Dataset entries:

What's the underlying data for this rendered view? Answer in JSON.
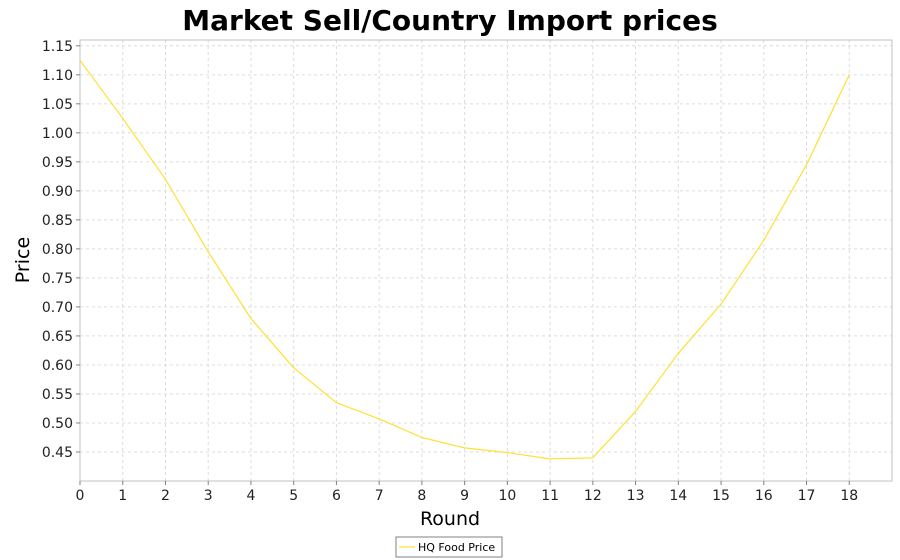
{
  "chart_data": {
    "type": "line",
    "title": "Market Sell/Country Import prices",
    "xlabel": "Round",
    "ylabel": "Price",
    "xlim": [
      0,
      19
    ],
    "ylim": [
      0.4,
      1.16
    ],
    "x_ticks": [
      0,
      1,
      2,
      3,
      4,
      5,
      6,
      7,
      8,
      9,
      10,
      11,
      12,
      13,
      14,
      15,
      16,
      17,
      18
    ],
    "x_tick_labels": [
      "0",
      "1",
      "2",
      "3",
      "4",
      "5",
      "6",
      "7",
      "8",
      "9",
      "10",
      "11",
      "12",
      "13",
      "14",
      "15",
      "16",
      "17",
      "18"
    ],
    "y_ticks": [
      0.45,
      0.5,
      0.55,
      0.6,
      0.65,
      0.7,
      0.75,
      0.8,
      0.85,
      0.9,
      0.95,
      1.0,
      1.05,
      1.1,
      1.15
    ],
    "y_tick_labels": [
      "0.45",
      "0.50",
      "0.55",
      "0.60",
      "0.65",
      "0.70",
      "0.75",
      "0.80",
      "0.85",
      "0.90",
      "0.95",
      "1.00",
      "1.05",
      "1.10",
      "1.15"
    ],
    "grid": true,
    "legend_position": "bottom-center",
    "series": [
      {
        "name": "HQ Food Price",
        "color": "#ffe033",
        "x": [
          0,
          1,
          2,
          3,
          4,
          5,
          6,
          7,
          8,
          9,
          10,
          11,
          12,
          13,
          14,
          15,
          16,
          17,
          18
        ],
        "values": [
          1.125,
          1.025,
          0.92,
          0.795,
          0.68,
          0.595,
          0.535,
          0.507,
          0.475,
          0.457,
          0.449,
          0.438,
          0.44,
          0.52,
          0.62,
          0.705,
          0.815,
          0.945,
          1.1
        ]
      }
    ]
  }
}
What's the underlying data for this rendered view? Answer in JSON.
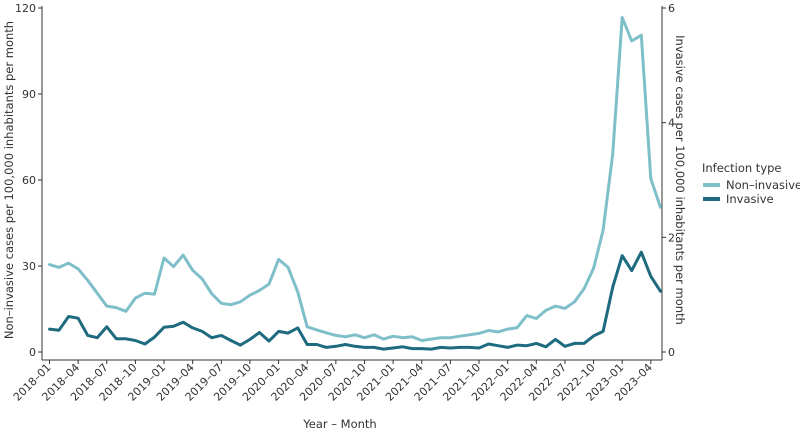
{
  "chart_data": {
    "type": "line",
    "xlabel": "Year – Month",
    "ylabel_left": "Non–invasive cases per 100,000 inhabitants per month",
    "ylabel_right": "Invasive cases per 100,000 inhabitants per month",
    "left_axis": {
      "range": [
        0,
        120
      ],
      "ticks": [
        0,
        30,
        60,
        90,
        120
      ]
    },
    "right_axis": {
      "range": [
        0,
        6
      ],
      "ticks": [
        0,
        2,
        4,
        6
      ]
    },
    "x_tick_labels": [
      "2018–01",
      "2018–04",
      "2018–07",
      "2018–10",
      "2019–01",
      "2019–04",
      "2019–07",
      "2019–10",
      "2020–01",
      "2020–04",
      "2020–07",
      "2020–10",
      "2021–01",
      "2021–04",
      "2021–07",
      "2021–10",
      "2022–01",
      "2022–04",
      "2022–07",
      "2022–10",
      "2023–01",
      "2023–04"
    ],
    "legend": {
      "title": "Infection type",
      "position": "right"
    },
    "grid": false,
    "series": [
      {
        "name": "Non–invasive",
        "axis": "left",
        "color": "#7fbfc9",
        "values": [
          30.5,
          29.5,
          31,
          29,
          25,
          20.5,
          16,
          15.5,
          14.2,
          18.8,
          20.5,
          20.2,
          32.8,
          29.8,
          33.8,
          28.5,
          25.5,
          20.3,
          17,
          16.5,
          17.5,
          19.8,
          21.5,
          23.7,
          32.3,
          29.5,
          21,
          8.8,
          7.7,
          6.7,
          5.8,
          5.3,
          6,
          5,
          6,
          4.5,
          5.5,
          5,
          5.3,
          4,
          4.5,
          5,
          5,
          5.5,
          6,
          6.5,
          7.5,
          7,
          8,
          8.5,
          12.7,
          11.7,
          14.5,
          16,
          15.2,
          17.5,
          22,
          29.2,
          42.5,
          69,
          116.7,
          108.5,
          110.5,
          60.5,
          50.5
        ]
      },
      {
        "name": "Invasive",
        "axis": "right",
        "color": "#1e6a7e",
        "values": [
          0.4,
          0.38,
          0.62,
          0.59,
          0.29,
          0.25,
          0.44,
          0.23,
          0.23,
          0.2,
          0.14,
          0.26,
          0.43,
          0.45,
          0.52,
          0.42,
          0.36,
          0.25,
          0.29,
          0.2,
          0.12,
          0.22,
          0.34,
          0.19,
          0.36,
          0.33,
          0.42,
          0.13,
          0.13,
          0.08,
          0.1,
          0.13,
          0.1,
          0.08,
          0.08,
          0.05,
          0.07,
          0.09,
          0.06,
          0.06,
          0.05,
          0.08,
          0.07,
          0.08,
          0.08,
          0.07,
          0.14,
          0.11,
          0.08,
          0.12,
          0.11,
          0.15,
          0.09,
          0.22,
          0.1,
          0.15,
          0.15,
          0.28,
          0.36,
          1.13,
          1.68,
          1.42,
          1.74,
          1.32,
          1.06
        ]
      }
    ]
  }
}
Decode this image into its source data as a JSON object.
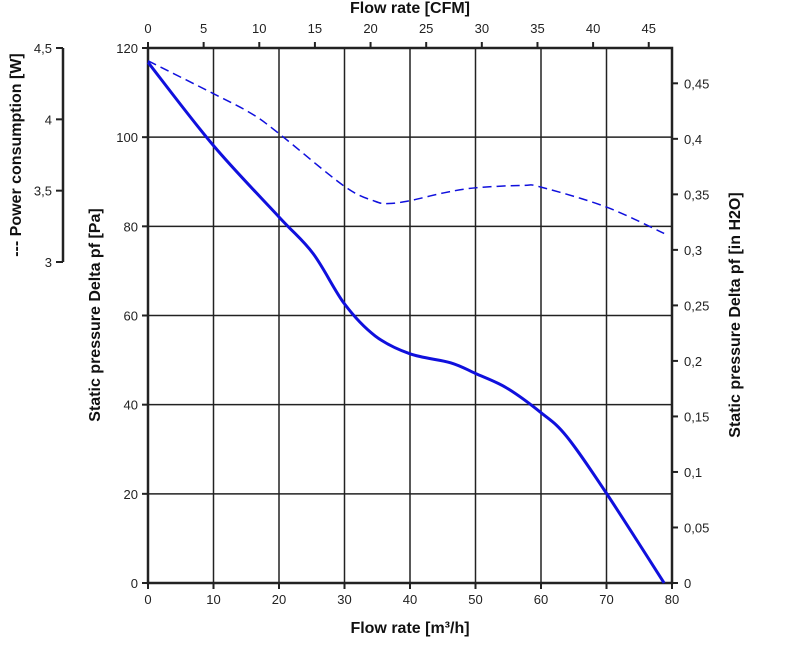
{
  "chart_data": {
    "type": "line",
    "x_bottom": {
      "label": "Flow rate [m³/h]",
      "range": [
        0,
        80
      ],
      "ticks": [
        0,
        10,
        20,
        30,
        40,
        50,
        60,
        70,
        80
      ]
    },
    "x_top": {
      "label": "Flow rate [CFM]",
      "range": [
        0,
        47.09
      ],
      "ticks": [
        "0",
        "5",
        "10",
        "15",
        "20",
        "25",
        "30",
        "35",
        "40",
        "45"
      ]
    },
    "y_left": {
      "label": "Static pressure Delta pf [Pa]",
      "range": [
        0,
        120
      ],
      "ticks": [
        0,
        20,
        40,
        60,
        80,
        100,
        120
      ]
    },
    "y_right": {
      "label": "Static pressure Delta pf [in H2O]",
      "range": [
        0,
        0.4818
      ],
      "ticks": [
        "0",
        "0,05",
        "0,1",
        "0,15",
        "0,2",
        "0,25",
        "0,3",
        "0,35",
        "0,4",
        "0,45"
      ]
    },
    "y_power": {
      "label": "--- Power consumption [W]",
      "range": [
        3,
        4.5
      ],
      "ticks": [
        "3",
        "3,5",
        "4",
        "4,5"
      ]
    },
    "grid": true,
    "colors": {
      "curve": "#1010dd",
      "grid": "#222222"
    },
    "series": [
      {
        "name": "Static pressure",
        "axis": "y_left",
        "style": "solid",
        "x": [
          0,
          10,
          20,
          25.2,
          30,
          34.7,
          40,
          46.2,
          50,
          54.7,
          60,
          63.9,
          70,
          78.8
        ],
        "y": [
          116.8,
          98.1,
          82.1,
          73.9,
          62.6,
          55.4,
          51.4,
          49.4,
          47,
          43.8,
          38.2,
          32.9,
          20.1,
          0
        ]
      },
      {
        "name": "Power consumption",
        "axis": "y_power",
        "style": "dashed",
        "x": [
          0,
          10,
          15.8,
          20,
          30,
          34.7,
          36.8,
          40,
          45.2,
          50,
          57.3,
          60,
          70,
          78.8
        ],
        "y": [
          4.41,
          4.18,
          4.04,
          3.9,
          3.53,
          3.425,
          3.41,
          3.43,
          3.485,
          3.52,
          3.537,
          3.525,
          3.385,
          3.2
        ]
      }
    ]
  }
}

Objective: Leave the pictures out and reproduce each record exactly as written.

Reply to the exercise:
What's the underlying data for this rendered view? Answer in JSON.
{
  "chart_data": {
    "type": "line",
    "title": "Market Sell/Country Import prices",
    "xlabel": "Round",
    "ylabel": "Price",
    "xlim": [
      0,
      19
    ],
    "ylim": [
      0.4,
      1.16
    ],
    "x_ticks": [
      0,
      1,
      2,
      3,
      4,
      5,
      6,
      7,
      8,
      9,
      10,
      11,
      12,
      13,
      14,
      15,
      16,
      17,
      18
    ],
    "x_tick_labels": [
      "0",
      "1",
      "2",
      "3",
      "4",
      "5",
      "6",
      "7",
      "8",
      "9",
      "10",
      "11",
      "12",
      "13",
      "14",
      "15",
      "16",
      "17",
      "18"
    ],
    "y_ticks": [
      0.45,
      0.5,
      0.55,
      0.6,
      0.65,
      0.7,
      0.75,
      0.8,
      0.85,
      0.9,
      0.95,
      1.0,
      1.05,
      1.1,
      1.15
    ],
    "y_tick_labels": [
      "0.45",
      "0.50",
      "0.55",
      "0.60",
      "0.65",
      "0.70",
      "0.75",
      "0.80",
      "0.85",
      "0.90",
      "0.95",
      "1.00",
      "1.05",
      "1.10",
      "1.15"
    ],
    "grid": true,
    "legend_position": "bottom-center",
    "series": [
      {
        "name": "HQ Food Price",
        "color": "#ffe033",
        "x": [
          0,
          1,
          2,
          3,
          4,
          5,
          6,
          7,
          8,
          9,
          10,
          11,
          12,
          13,
          14,
          15,
          16,
          17,
          18
        ],
        "values": [
          1.125,
          1.025,
          0.92,
          0.795,
          0.68,
          0.595,
          0.535,
          0.507,
          0.475,
          0.457,
          0.449,
          0.438,
          0.44,
          0.52,
          0.62,
          0.705,
          0.815,
          0.945,
          1.1
        ]
      }
    ]
  }
}
What's the underlying data for this rendered view? Answer in JSON.
{
  "chart_data": {
    "type": "line",
    "xlabel": "Year – Month",
    "ylabel_left": "Non–invasive cases per 100,000 inhabitants per month",
    "ylabel_right": "Invasive cases per 100,000 inhabitants per month",
    "left_axis": {
      "range": [
        0,
        120
      ],
      "ticks": [
        0,
        30,
        60,
        90,
        120
      ]
    },
    "right_axis": {
      "range": [
        0,
        6
      ],
      "ticks": [
        0,
        2,
        4,
        6
      ]
    },
    "x_tick_labels": [
      "2018–01",
      "2018–04",
      "2018–07",
      "2018–10",
      "2019–01",
      "2019–04",
      "2019–07",
      "2019–10",
      "2020–01",
      "2020–04",
      "2020–07",
      "2020–10",
      "2021–01",
      "2021–04",
      "2021–07",
      "2021–10",
      "2022–01",
      "2022–04",
      "2022–07",
      "2022–10",
      "2023–01",
      "2023–04"
    ],
    "legend": {
      "title": "Infection type",
      "position": "right"
    },
    "grid": false,
    "series": [
      {
        "name": "Non–invasive",
        "axis": "left",
        "color": "#7fbfc9",
        "values": [
          30.5,
          29.5,
          31,
          29,
          25,
          20.5,
          16,
          15.5,
          14.2,
          18.8,
          20.5,
          20.2,
          32.8,
          29.8,
          33.8,
          28.5,
          25.5,
          20.3,
          17,
          16.5,
          17.5,
          19.8,
          21.5,
          23.7,
          32.3,
          29.5,
          21,
          8.8,
          7.7,
          6.7,
          5.8,
          5.3,
          6,
          5,
          6,
          4.5,
          5.5,
          5,
          5.3,
          4,
          4.5,
          5,
          5,
          5.5,
          6,
          6.5,
          7.5,
          7,
          8,
          8.5,
          12.7,
          11.7,
          14.5,
          16,
          15.2,
          17.5,
          22,
          29.2,
          42.5,
          69,
          116.7,
          108.5,
          110.5,
          60.5,
          50.5
        ]
      },
      {
        "name": "Invasive",
        "axis": "right",
        "color": "#1e6a7e",
        "values": [
          0.4,
          0.38,
          0.62,
          0.59,
          0.29,
          0.25,
          0.44,
          0.23,
          0.23,
          0.2,
          0.14,
          0.26,
          0.43,
          0.45,
          0.52,
          0.42,
          0.36,
          0.25,
          0.29,
          0.2,
          0.12,
          0.22,
          0.34,
          0.19,
          0.36,
          0.33,
          0.42,
          0.13,
          0.13,
          0.08,
          0.1,
          0.13,
          0.1,
          0.08,
          0.08,
          0.05,
          0.07,
          0.09,
          0.06,
          0.06,
          0.05,
          0.08,
          0.07,
          0.08,
          0.08,
          0.07,
          0.14,
          0.11,
          0.08,
          0.12,
          0.11,
          0.15,
          0.09,
          0.22,
          0.1,
          0.15,
          0.15,
          0.28,
          0.36,
          1.13,
          1.68,
          1.42,
          1.74,
          1.32,
          1.06
        ]
      }
    ]
  }
}
Decode this image into its source data as a JSON object.
{
  "chart_data": {
    "type": "line",
    "x_bottom": {
      "label": "Flow rate [m³/h]",
      "range": [
        0,
        80
      ],
      "ticks": [
        0,
        10,
        20,
        30,
        40,
        50,
        60,
        70,
        80
      ]
    },
    "x_top": {
      "label": "Flow rate [CFM]",
      "range": [
        0,
        47.09
      ],
      "ticks": [
        "0",
        "5",
        "10",
        "15",
        "20",
        "25",
        "30",
        "35",
        "40",
        "45"
      ]
    },
    "y_left": {
      "label": "Static pressure Delta pf [Pa]",
      "range": [
        0,
        120
      ],
      "ticks": [
        0,
        20,
        40,
        60,
        80,
        100,
        120
      ]
    },
    "y_right": {
      "label": "Static pressure Delta pf [in H2O]",
      "range": [
        0,
        0.4818
      ],
      "ticks": [
        "0",
        "0,05",
        "0,1",
        "0,15",
        "0,2",
        "0,25",
        "0,3",
        "0,35",
        "0,4",
        "0,45"
      ]
    },
    "y_power": {
      "label": "--- Power consumption [W]",
      "range": [
        3,
        4.5
      ],
      "ticks": [
        "3",
        "3,5",
        "4",
        "4,5"
      ]
    },
    "grid": true,
    "colors": {
      "curve": "#1010dd",
      "grid": "#222222"
    },
    "series": [
      {
        "name": "Static pressure",
        "axis": "y_left",
        "style": "solid",
        "x": [
          0,
          10,
          20,
          25.2,
          30,
          34.7,
          40,
          46.2,
          50,
          54.7,
          60,
          63.9,
          70,
          78.8
        ],
        "y": [
          116.8,
          98.1,
          82.1,
          73.9,
          62.6,
          55.4,
          51.4,
          49.4,
          47,
          43.8,
          38.2,
          32.9,
          20.1,
          0
        ]
      },
      {
        "name": "Power consumption",
        "axis": "y_power",
        "style": "dashed",
        "x": [
          0,
          10,
          15.8,
          20,
          30,
          34.7,
          36.8,
          40,
          45.2,
          50,
          57.3,
          60,
          70,
          78.8
        ],
        "y": [
          4.41,
          4.18,
          4.04,
          3.9,
          3.53,
          3.425,
          3.41,
          3.43,
          3.485,
          3.52,
          3.537,
          3.525,
          3.385,
          3.2
        ]
      }
    ]
  }
}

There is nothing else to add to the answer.